>> BEGIN Document text
= Susan Louise Shatter =

American landscape painter (1943–2011)

Winged Shadow, Waimea Canyon, Kauai by Susan Louise Shatter, 1986, Honolulu Museum of Art

Susan Louise Shatter (1943–2011) was an American landscape painter.

Shatter painted landscapes in both oil and watercolor, preferring the earth tones of volcanic canyons or rocky coastlines rather than the green pastoral settings more traditionally associated with the genre. Winged Shadow, Waimea Canyon, Kauai, in the collection of the Honolulu Museum of Art demonstrates her modernist approach to barren landscapes. The Art Institute of Chicago, the Buffalo Bill Historical Center (Cody, Wyoming), the Honolulu Museum of Art, the Hood Museum of Art (Hanover, New Hampshire), the Museum of Fine Arts, Boston, the National Academy Museum and School (New York City), and the Smithsonian American Art Museum are among the public collections holding works by Susan Shatter.
>> END Document text
>> BEGIN Recorded data
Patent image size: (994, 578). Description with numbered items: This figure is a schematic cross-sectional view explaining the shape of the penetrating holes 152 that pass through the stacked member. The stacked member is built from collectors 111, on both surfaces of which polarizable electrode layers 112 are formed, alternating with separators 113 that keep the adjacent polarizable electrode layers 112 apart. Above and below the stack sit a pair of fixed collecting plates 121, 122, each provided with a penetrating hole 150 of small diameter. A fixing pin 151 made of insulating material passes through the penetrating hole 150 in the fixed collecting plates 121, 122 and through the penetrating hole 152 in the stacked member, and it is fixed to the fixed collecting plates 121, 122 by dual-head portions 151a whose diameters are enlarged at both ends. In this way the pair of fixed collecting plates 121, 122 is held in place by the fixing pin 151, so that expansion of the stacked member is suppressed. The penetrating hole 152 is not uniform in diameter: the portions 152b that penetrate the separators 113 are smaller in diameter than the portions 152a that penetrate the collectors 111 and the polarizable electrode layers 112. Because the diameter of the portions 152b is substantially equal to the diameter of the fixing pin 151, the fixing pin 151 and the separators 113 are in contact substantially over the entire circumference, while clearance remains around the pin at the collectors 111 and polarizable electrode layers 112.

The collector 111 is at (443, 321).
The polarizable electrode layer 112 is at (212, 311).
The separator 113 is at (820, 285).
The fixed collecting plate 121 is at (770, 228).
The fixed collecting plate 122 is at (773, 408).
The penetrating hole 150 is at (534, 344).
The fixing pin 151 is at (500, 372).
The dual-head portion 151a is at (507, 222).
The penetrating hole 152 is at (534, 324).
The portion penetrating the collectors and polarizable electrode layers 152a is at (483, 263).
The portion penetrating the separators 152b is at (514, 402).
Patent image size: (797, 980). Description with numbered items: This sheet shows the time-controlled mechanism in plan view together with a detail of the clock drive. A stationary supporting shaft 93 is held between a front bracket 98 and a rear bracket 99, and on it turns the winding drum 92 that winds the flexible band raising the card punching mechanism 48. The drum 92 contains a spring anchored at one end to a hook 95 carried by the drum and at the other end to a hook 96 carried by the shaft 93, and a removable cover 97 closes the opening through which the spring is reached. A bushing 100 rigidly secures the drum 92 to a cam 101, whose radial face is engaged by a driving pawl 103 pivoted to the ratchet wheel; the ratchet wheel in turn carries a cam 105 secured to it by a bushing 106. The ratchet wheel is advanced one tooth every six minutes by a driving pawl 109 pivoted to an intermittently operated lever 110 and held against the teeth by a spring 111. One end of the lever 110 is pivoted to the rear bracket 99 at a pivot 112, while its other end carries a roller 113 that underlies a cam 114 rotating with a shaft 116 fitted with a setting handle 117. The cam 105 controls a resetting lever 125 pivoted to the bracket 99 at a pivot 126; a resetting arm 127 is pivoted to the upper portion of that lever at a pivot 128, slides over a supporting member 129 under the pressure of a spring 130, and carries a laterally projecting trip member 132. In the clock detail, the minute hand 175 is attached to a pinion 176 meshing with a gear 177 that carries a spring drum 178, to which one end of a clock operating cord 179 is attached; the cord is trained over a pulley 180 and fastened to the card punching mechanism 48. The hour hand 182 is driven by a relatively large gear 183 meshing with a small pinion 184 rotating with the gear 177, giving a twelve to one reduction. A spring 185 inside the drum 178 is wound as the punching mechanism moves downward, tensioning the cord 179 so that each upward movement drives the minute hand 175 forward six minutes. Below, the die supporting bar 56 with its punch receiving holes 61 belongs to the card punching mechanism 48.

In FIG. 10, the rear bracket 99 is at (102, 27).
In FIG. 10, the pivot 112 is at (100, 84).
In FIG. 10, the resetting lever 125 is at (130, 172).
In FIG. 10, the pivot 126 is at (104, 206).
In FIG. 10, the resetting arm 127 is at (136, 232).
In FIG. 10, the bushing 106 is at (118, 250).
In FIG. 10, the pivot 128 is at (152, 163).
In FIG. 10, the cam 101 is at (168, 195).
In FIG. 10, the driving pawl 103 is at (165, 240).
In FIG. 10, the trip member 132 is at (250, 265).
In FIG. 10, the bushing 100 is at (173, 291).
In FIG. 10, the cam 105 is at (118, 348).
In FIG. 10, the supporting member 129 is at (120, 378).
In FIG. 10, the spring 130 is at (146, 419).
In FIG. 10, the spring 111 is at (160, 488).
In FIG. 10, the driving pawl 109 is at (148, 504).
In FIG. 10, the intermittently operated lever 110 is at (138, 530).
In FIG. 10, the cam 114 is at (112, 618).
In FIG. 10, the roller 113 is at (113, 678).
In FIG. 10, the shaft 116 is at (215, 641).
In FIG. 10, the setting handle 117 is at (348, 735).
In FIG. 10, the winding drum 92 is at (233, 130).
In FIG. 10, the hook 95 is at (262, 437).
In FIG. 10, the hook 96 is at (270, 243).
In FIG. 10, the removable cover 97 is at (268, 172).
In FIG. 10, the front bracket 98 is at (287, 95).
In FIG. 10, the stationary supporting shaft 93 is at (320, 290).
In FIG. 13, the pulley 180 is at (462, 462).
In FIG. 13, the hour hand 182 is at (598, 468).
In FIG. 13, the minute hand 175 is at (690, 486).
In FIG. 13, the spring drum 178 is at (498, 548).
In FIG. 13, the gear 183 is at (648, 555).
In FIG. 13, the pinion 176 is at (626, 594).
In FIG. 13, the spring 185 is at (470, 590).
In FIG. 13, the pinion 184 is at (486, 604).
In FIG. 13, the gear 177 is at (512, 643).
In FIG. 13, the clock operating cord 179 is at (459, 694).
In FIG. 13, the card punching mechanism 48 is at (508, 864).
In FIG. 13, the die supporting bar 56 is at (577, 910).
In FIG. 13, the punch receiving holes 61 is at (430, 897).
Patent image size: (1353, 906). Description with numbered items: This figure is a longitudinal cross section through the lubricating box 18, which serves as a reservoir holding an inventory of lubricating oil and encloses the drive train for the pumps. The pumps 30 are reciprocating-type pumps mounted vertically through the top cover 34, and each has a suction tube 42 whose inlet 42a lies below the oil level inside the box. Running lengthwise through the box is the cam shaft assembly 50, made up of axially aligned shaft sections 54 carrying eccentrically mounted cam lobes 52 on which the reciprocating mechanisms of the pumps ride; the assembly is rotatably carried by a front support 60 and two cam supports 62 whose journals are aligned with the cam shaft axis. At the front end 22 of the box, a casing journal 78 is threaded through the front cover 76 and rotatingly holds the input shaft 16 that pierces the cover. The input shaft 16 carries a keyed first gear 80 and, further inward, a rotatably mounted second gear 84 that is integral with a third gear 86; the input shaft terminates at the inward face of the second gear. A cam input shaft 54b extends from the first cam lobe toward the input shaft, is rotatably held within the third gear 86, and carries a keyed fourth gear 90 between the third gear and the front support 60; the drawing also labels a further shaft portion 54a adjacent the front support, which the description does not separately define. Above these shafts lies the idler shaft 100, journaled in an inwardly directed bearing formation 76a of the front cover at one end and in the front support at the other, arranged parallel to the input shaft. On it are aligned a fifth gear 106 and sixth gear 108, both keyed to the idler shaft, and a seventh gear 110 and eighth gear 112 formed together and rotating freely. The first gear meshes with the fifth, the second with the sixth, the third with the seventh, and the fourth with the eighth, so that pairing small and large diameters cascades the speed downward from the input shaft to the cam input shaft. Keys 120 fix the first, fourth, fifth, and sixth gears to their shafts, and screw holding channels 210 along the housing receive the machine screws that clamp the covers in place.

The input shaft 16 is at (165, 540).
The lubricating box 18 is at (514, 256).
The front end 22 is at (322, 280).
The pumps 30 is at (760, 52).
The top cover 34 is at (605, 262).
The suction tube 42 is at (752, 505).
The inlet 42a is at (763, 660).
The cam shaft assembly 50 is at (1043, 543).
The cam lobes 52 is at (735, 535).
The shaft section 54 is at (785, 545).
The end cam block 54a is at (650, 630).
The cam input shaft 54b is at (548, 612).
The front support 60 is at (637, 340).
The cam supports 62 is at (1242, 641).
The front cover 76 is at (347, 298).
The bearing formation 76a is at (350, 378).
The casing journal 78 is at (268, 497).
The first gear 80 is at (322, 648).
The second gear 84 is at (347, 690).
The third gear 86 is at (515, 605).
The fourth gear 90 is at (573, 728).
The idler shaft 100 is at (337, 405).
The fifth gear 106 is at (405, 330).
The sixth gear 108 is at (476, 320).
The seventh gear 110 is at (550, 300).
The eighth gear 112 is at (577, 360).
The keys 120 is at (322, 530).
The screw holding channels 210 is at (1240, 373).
>> END Recorded data
Using the article on Susan Louise Shatter, answer these questions:
(a) In which years was Shatter born and in which did she die?
(b) In what two media did she paint landscapes?
(c) Which museum holds Winged Shadow, Waimea Canyon, Kauai in its collection?
The listing has no connection to the article on Susan Louise Shatter.

(a) She was born in 1943 and died in 2011.
(b) Oil and watercolor.
(c) The Honolulu Museum of Art.